* **Task description**
Copy all lines below exactly as written. Leave pictures out.

# START OF Data shown

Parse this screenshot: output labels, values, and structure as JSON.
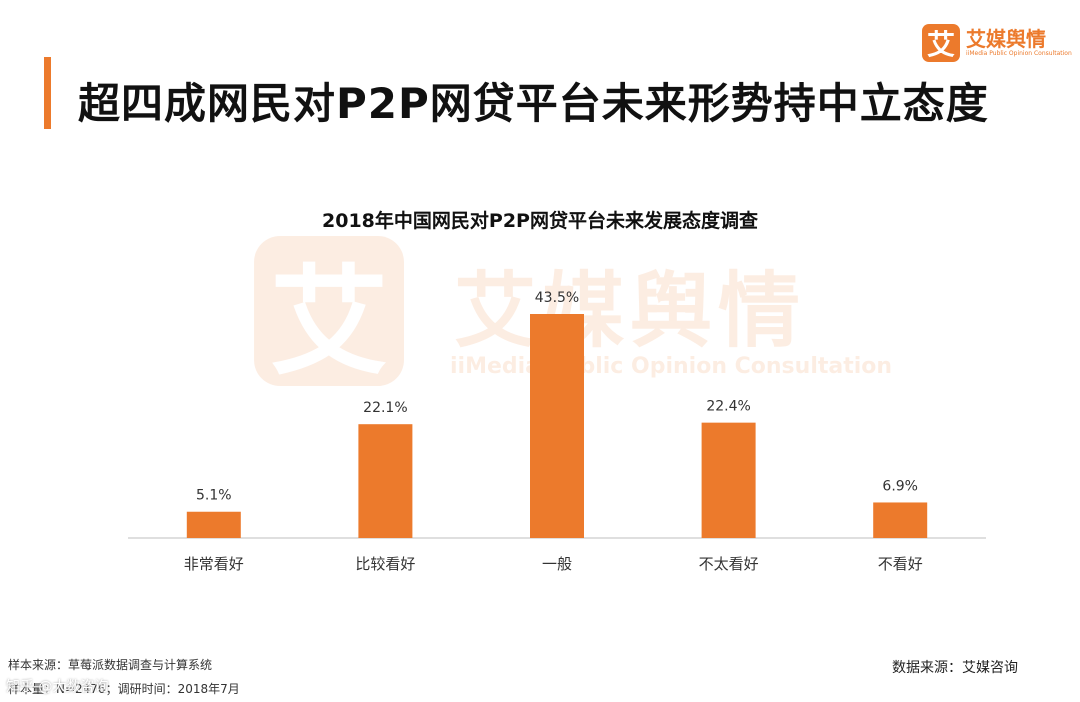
{
  "header": {
    "title": "超四成网民对P2P网贷平台未来形势持中立态度",
    "accent_color": "#ec7a2c"
  },
  "logo": {
    "mark": "艾",
    "name_cn": "艾媒舆情",
    "name_en": "iiMedia Public Opinion Consultation"
  },
  "watermark": {
    "mark": "艾",
    "name_cn": "艾媒舆情",
    "name_en": "iiMedia Public Opinion Consultation"
  },
  "chart_data": {
    "type": "bar",
    "title": "2018年中国网民对P2P网贷平台未来发展态度调查",
    "categories": [
      "非常看好",
      "比较看好",
      "一般",
      "不太看好",
      "不看好"
    ],
    "values": [
      5.1,
      22.1,
      43.5,
      22.4,
      6.9
    ],
    "value_labels": [
      "5.1%",
      "22.1%",
      "43.5%",
      "22.4%",
      "6.9%"
    ],
    "unit": "%",
    "bar_color": "#ec7a2c",
    "xlabel": "",
    "ylabel": "",
    "ylim": [
      0,
      43.5
    ],
    "grid": false,
    "legend": "none"
  },
  "footer": {
    "sample_source": "样本来源：草莓派数据调查与计算系统",
    "sample_size": "样本量：N=2476；调研时间：2018年7月",
    "data_source": "数据来源：艾媒咨询",
    "corner_watermark": "知乎 @大数咨询"
  }
}
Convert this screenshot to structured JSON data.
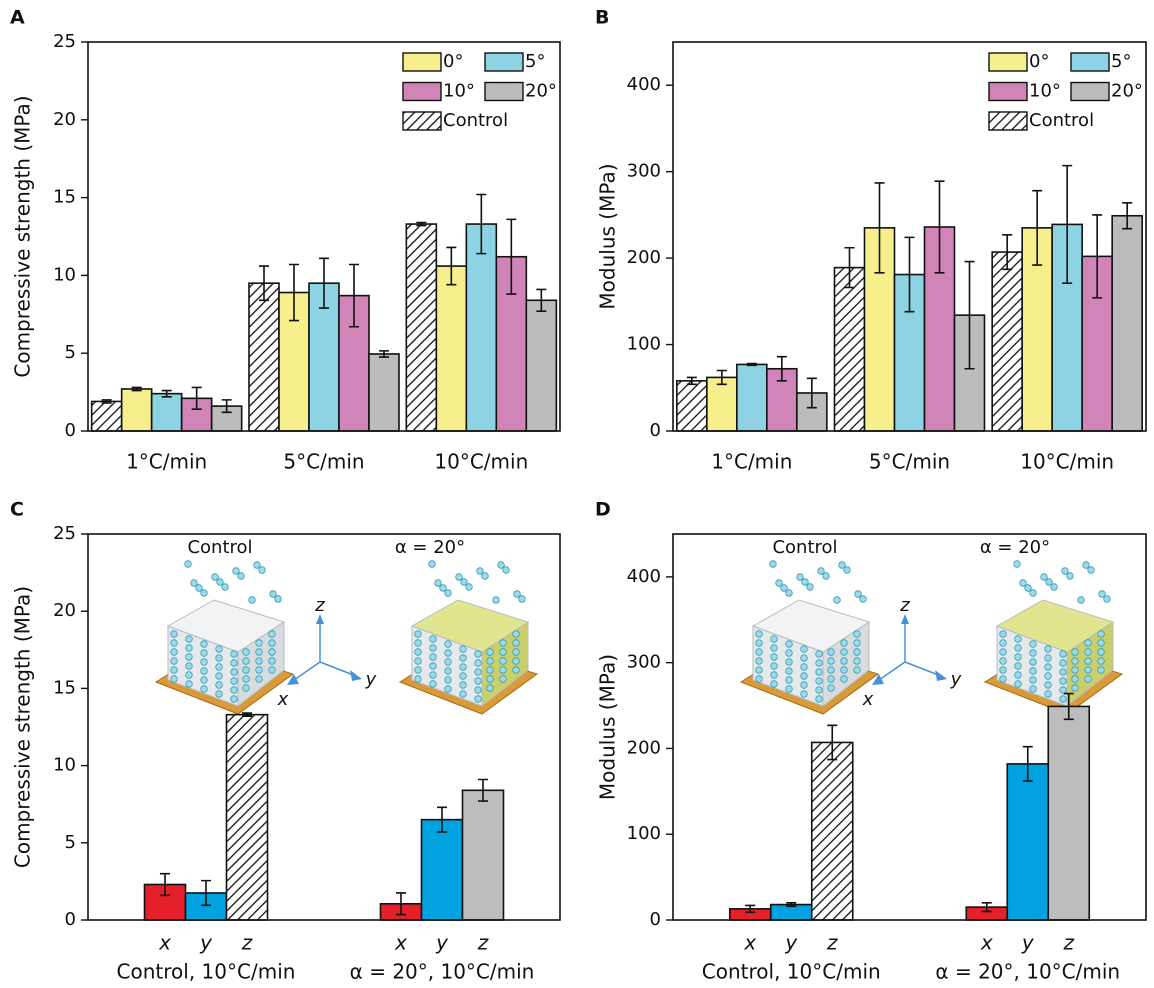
{
  "chart_data": [
    {
      "type": "bar",
      "panel_label": "A",
      "y_label": "Compressive strength (MPa)",
      "categories": [
        "1°C/min",
        "5°C/min",
        "10°C/min"
      ],
      "series": [
        {
          "name": "Control",
          "color": "#ffffff",
          "hatch": true,
          "values": [
            1.9,
            9.5,
            13.3
          ],
          "errors": [
            0.1,
            1.1,
            0.1
          ]
        },
        {
          "name": "0°",
          "color": "#f6ef8b",
          "values": [
            2.7,
            8.9,
            10.6
          ],
          "errors": [
            0.1,
            1.8,
            1.2
          ]
        },
        {
          "name": "5°",
          "color": "#8ed3e3",
          "values": [
            2.4,
            9.5,
            13.3
          ],
          "errors": [
            0.2,
            1.6,
            1.9
          ]
        },
        {
          "name": "10°",
          "color": "#d184b8",
          "values": [
            2.1,
            8.7,
            11.2
          ],
          "errors": [
            0.7,
            2.0,
            2.4
          ]
        },
        {
          "name": "20°",
          "color": "#bcbcbd",
          "values": [
            1.6,
            4.95,
            8.4
          ],
          "errors": [
            0.4,
            0.2,
            0.7
          ]
        }
      ],
      "ylim": [
        0,
        25
      ],
      "yticks": [
        0,
        5,
        10,
        15,
        20,
        25
      ],
      "legend": "upper right"
    },
    {
      "type": "bar",
      "panel_label": "B",
      "y_label": "Modulus (MPa)",
      "categories": [
        "1°C/min",
        "5°C/min",
        "10°C/min"
      ],
      "series": [
        {
          "name": "Control",
          "color": "#ffffff",
          "hatch": true,
          "values": [
            58,
            189,
            207
          ],
          "errors": [
            4,
            23,
            20
          ]
        },
        {
          "name": "0°",
          "color": "#f6ef8b",
          "values": [
            62,
            235,
            235
          ],
          "errors": [
            8,
            52,
            43
          ]
        },
        {
          "name": "5°",
          "color": "#8ed3e3",
          "values": [
            77,
            181,
            239
          ],
          "errors": [
            1,
            43,
            68
          ]
        },
        {
          "name": "10°",
          "color": "#d184b8",
          "values": [
            72,
            236,
            202
          ],
          "errors": [
            14,
            53,
            48
          ]
        },
        {
          "name": "20°",
          "color": "#bcbcbd",
          "values": [
            44,
            134,
            249
          ],
          "errors": [
            17,
            62,
            15
          ]
        }
      ],
      "ylim": [
        0,
        450
      ],
      "yticks": [
        0,
        100,
        200,
        300,
        400
      ],
      "legend": "upper right"
    },
    {
      "type": "grouped-bar",
      "panel_label": "C",
      "y_label": "Compressive strength (MPa)",
      "inset_labels": [
        "Control",
        "α = 20°"
      ],
      "inset_axes": [
        "z",
        "x",
        "y"
      ],
      "groups": [
        {
          "name": "Control, 10°C/min",
          "categories": [
            "x",
            "y",
            "z"
          ],
          "values": [
            2.3,
            1.75,
            13.3
          ],
          "errors": [
            0.7,
            0.8,
            0.1
          ],
          "colors": [
            "#e5202a",
            "#00a2e0",
            "#ffffff"
          ],
          "hatch": [
            false,
            false,
            true
          ]
        },
        {
          "name": "α = 20°, 10°C/min",
          "categories": [
            "x",
            "y",
            "z"
          ],
          "values": [
            1.05,
            6.5,
            8.4
          ],
          "errors": [
            0.7,
            0.8,
            0.7
          ],
          "colors": [
            "#e5202a",
            "#00a2e0",
            "#bdbdbd"
          ],
          "hatch": [
            false,
            false,
            false
          ]
        }
      ],
      "ylim": [
        0,
        25
      ],
      "yticks": [
        0,
        5,
        10,
        15,
        20,
        25
      ]
    },
    {
      "type": "grouped-bar",
      "panel_label": "D",
      "y_label": "Modulus (MPa)",
      "inset_labels": [
        "Control",
        "α = 20°"
      ],
      "inset_axes": [
        "z",
        "x",
        "y"
      ],
      "groups": [
        {
          "name": "Control, 10°C/min",
          "categories": [
            "x",
            "y",
            "z"
          ],
          "values": [
            13,
            18,
            207
          ],
          "errors": [
            4,
            2,
            20
          ],
          "colors": [
            "#e5202a",
            "#00a2e0",
            "#ffffff"
          ],
          "hatch": [
            false,
            false,
            true
          ]
        },
        {
          "name": "α = 20°, 10°C/min",
          "categories": [
            "x",
            "y",
            "z"
          ],
          "values": [
            15,
            182,
            249
          ],
          "errors": [
            5,
            20,
            15
          ],
          "colors": [
            "#e5202a",
            "#00a2e0",
            "#bdbdbd"
          ],
          "hatch": [
            false,
            false,
            false
          ]
        }
      ],
      "ylim": [
        0,
        450
      ],
      "yticks": [
        0,
        100,
        200,
        300,
        400
      ]
    }
  ]
}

# END OF Data shown

* **Answer to this exercise**
Parse this screenshot: output labels, values, and structure as JSON.
{
  "header": {
    "title": "超四成网民对P2P网贷平台未来形势持中立态度",
    "accent_color": "#ec7a2c"
  },
  "logo": {
    "mark": "艾",
    "name_cn": "艾媒舆情",
    "name_en": "iiMedia Public Opinion Consultation"
  },
  "watermark": {
    "mark": "艾",
    "name_cn": "艾媒舆情",
    "name_en": "iiMedia Public Opinion Consultation"
  },
  "chart_data": {
    "type": "bar",
    "title": "2018年中国网民对P2P网贷平台未来发展态度调查",
    "categories": [
      "非常看好",
      "比较看好",
      "一般",
      "不太看好",
      "不看好"
    ],
    "values": [
      5.1,
      22.1,
      43.5,
      22.4,
      6.9
    ],
    "value_labels": [
      "5.1%",
      "22.1%",
      "43.5%",
      "22.4%",
      "6.9%"
    ],
    "unit": "%",
    "bar_color": "#ec7a2c",
    "xlabel": "",
    "ylabel": "",
    "ylim": [
      0,
      43.5
    ],
    "grid": false,
    "legend": "none"
  },
  "footer": {
    "sample_source": "样本来源：草莓派数据调查与计算系统",
    "sample_size": "样本量：N=2476；调研时间：2018年7月",
    "data_source": "数据来源：艾媒咨询",
    "corner_watermark": "知乎 @大数咨询"
  }
}
Convert this screenshot to structured JSON data.
{
  "chart_data": [
    {
      "type": "bar",
      "panel_label": "A",
      "y_label": "Compressive strength (MPa)",
      "categories": [
        "1°C/min",
        "5°C/min",
        "10°C/min"
      ],
      "series": [
        {
          "name": "Control",
          "color": "#ffffff",
          "hatch": true,
          "values": [
            1.9,
            9.5,
            13.3
          ],
          "errors": [
            0.1,
            1.1,
            0.1
          ]
        },
        {
          "name": "0°",
          "color": "#f6ef8b",
          "values": [
            2.7,
            8.9,
            10.6
          ],
          "errors": [
            0.1,
            1.8,
            1.2
          ]
        },
        {
          "name": "5°",
          "color": "#8ed3e3",
          "values": [
            2.4,
            9.5,
            13.3
          ],
          "errors": [
            0.2,
            1.6,
            1.9
          ]
        },
        {
          "name": "10°",
          "color": "#d184b8",
          "values": [
            2.1,
            8.7,
            11.2
          ],
          "errors": [
            0.7,
            2.0,
            2.4
          ]
        },
        {
          "name": "20°",
          "color": "#bcbcbd",
          "values": [
            1.6,
            4.95,
            8.4
          ],
          "errors": [
            0.4,
            0.2,
            0.7
          ]
        }
      ],
      "ylim": [
        0,
        25
      ],
      "yticks": [
        0,
        5,
        10,
        15,
        20,
        25
      ],
      "legend": "upper right"
    },
    {
      "type": "bar",
      "panel_label": "B",
      "y_label": "Modulus (MPa)",
      "categories": [
        "1°C/min",
        "5°C/min",
        "10°C/min"
      ],
      "series": [
        {
          "name": "Control",
          "color": "#ffffff",
          "hatch": true,
          "values": [
            58,
            189,
            207
          ],
          "errors": [
            4,
            23,
            20
          ]
        },
        {
          "name": "0°",
          "color": "#f6ef8b",
          "values": [
            62,
            235,
            235
          ],
          "errors": [
            8,
            52,
            43
          ]
        },
        {
          "name": "5°",
          "color": "#8ed3e3",
          "values": [
            77,
            181,
            239
          ],
          "errors": [
            1,
            43,
            68
          ]
        },
        {
          "name": "10°",
          "color": "#d184b8",
          "values": [
            72,
            236,
            202
          ],
          "errors": [
            14,
            53,
            48
          ]
        },
        {
          "name": "20°",
          "color": "#bcbcbd",
          "values": [
            44,
            134,
            249
          ],
          "errors": [
            17,
            62,
            15
          ]
        }
      ],
      "ylim": [
        0,
        450
      ],
      "yticks": [
        0,
        100,
        200,
        300,
        400
      ],
      "legend": "upper right"
    },
    {
      "type": "grouped-bar",
      "panel_label": "C",
      "y_label": "Compressive strength (MPa)",
      "inset_labels": [
        "Control",
        "α = 20°"
      ],
      "inset_axes": [
        "z",
        "x",
        "y"
      ],
      "groups": [
        {
          "name": "Control, 10°C/min",
          "categories": [
            "x",
            "y",
            "z"
          ],
          "values": [
            2.3,
            1.75,
            13.3
          ],
          "errors": [
            0.7,
            0.8,
            0.1
          ],
          "colors": [
            "#e5202a",
            "#00a2e0",
            "#ffffff"
          ],
          "hatch": [
            false,
            false,
            true
          ]
        },
        {
          "name": "α = 20°, 10°C/min",
          "categories": [
            "x",
            "y",
            "z"
          ],
          "values": [
            1.05,
            6.5,
            8.4
          ],
          "errors": [
            0.7,
            0.8,
            0.7
          ],
          "colors": [
            "#e5202a",
            "#00a2e0",
            "#bdbdbd"
          ],
          "hatch": [
            false,
            false,
            false
          ]
        }
      ],
      "ylim": [
        0,
        25
      ],
      "yticks": [
        0,
        5,
        10,
        15,
        20,
        25
      ]
    },
    {
      "type": "grouped-bar",
      "panel_label": "D",
      "y_label": "Modulus (MPa)",
      "inset_labels": [
        "Control",
        "α = 20°"
      ],
      "inset_axes": [
        "z",
        "x",
        "y"
      ],
      "groups": [
        {
          "name": "Control, 10°C/min",
          "categories": [
            "x",
            "y",
            "z"
          ],
          "values": [
            13,
            18,
            207
          ],
          "errors": [
            4,
            2,
            20
          ],
          "colors": [
            "#e5202a",
            "#00a2e0",
            "#ffffff"
          ],
          "hatch": [
            false,
            false,
            true
          ]
        },
        {
          "name": "α = 20°, 10°C/min",
          "categories": [
            "x",
            "y",
            "z"
          ],
          "values": [
            15,
            182,
            249
          ],
          "errors": [
            5,
            20,
            15
          ],
          "colors": [
            "#e5202a",
            "#00a2e0",
            "#bdbdbd"
          ],
          "hatch": [
            false,
            false,
            false
          ]
        }
      ],
      "ylim": [
        0,
        450
      ],
      "yticks": [
        0,
        100,
        200,
        300,
        400
      ]
    }
  ]
}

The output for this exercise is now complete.